**Task**
Copy the passage on becoming a painter word for word, between "Unfortunately, I couldn’t" and "do – painting.", inclusive.

**Selected text**
..........
Unfortunately, I couldn’t afford to take my education any further, so whilst still drawing and painting at every given opportunity, I had a go at many jobs including removals, parcel delivery, waiting, gardening, office work etc. This went on until one day, whilst holding some art classes at a local primary school, I came across a small local business that specialised in Theme restaurants. My sights were set and I continually pestered the manager until he gave me the opportunity to design a mural for them. Before long I had secured a job doing what I had always wanted to do – painting.


I stayed with the company for the next few years after which I found the confidence to start painting for private sales. I set up a studio and began working from home, whilst still producing commercial work, murals and large-scale commissions for many different businesses. I could happily spend every spare minute devoted to my fascination with art.

When I am asked if it’s hard to make a living from a hobby? I simply reply, “Painting has never been a hobby, it’s just what I do!” Ideas and inspirations come from just about anywhere, from the ring left by the morning ‘cuppa’ to the light of an evening sunset. With my most recent landscape paintings, the idea is a simple one. The inspiration comes from my local landscape. When I first moved to the east coast I found the landscapes frustrating.

Where are the landmarks? Where are the mountains that I loved as a child in Wales? Where are the rushing streams and the wooded glens? There are none of these where I live now. The landscape has been almost entirely claimed by agriculture and modern housing developments dot the skyline, but now I have learned to love the land that surrounds me.

The changes in the colours throughout the year from partly flooded fields of flint and mud in winter to seas of billowing wheat fields in the summer. I have come to realise that it is not what you see, but how you see it. A line of trees preceded by an open field can be the most haunting of landscapes when for just a moment, maybe from the corner of your eye the light throws deep shadows and there is possibly a small spark of something eternal and ultimately peaceful and then almost as quickly as you noticed it, the sky moved and the memory of that is all that you have.
..........
**Source material**
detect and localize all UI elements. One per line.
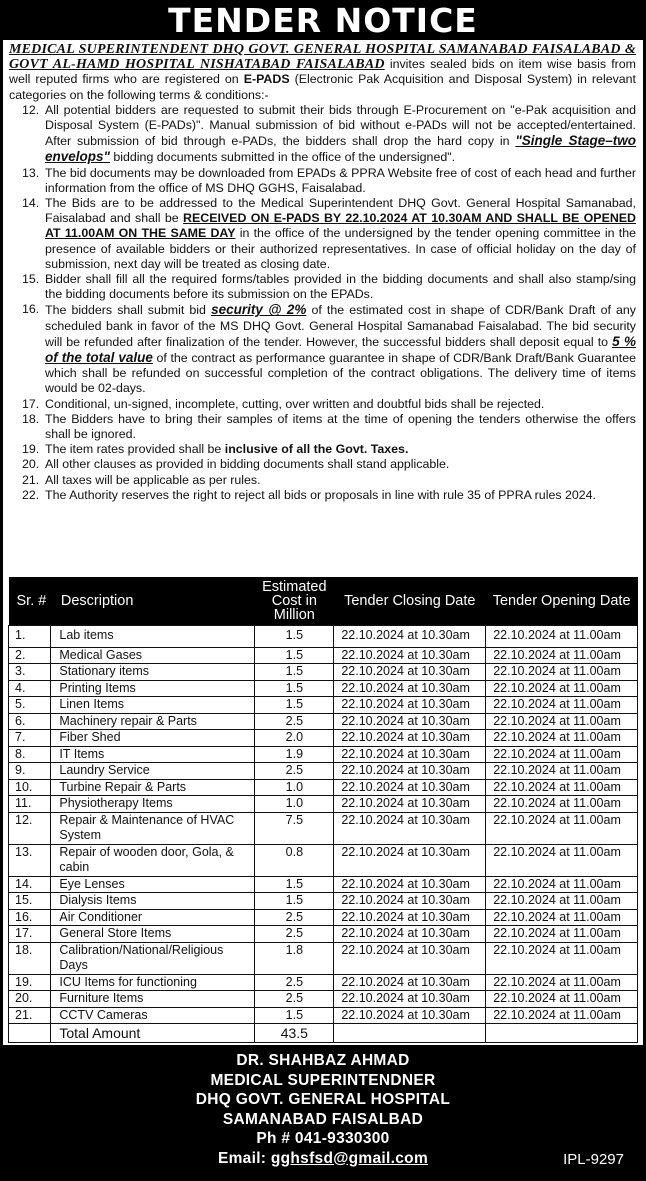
..........
**Result**
Unfortunately, I couldn’t afford to take my education any further, so whilst still drawing and painting at every given opportunity, I had a go at many jobs including removals, parcel delivery, waiting, gardening, office work etc. This went on until one day, whilst holding some art classes at a local primary school, I came across a small local business that specialised in Theme restaurants. My sights were set and I continually pestered the manager until he gave me the opportunity to design a mural for them. Before long I had secured a job doing what I had always wanted to do – painting.